* [Stored data entries]:
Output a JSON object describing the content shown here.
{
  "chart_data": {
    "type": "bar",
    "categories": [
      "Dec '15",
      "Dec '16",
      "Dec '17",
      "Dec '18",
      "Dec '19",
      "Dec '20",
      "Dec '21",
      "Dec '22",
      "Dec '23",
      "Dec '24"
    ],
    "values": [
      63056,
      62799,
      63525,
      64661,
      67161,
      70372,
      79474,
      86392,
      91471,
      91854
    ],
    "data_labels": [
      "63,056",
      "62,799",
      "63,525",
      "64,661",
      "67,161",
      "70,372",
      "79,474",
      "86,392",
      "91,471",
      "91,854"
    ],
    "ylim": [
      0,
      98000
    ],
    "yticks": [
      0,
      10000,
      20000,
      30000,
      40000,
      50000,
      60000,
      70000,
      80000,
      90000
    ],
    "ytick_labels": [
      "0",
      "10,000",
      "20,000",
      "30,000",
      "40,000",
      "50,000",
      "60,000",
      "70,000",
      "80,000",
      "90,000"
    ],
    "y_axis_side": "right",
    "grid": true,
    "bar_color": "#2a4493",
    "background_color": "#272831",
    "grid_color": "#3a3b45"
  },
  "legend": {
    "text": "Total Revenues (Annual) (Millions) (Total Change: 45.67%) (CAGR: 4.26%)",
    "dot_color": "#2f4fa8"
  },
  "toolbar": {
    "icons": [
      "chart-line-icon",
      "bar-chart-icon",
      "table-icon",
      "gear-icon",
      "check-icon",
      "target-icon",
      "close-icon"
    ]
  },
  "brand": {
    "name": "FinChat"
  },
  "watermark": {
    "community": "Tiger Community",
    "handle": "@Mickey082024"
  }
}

* [Work to do]:
Quote every record above exactly.

* [Answer]:
Output a JSON object describing the content shown here.
{
  "chart_data": {
    "type": "bar",
    "categories": [
      "Dec '15",
      "Dec '16",
      "Dec '17",
      "Dec '18",
      "Dec '19",
      "Dec '20",
      "Dec '21",
      "Dec '22",
      "Dec '23",
      "Dec '24"
    ],
    "values": [
      63056,
      62799,
      63525,
      64661,
      67161,
      70372,
      79474,
      86392,
      91471,
      91854
    ],
    "data_labels": [
      "63,056",
      "62,799",
      "63,525",
      "64,661",
      "67,161",
      "70,372",
      "79,474",
      "86,392",
      "91,471",
      "91,854"
    ],
    "ylim": [
      0,
      98000
    ],
    "yticks": [
      0,
      10000,
      20000,
      30000,
      40000,
      50000,
      60000,
      70000,
      80000,
      90000
    ],
    "ytick_labels": [
      "0",
      "10,000",
      "20,000",
      "30,000",
      "40,000",
      "50,000",
      "60,000",
      "70,000",
      "80,000",
      "90,000"
    ],
    "y_axis_side": "right",
    "grid": true,
    "bar_color": "#2a4493",
    "background_color": "#272831",
    "grid_color": "#3a3b45"
  },
  "legend": {
    "text": "Total Revenues (Annual) (Millions) (Total Change: 45.67%) (CAGR: 4.26%)",
    "dot_color": "#2f4fa8"
  },
  "toolbar": {
    "icons": [
      "chart-line-icon",
      "bar-chart-icon",
      "table-icon",
      "gear-icon",
      "check-icon",
      "target-icon",
      "close-icon"
    ]
  },
  "brand": {
    "name": "FinChat"
  },
  "watermark": {
    "community": "Tiger Community",
    "handle": "@Mickey082024"
  }
}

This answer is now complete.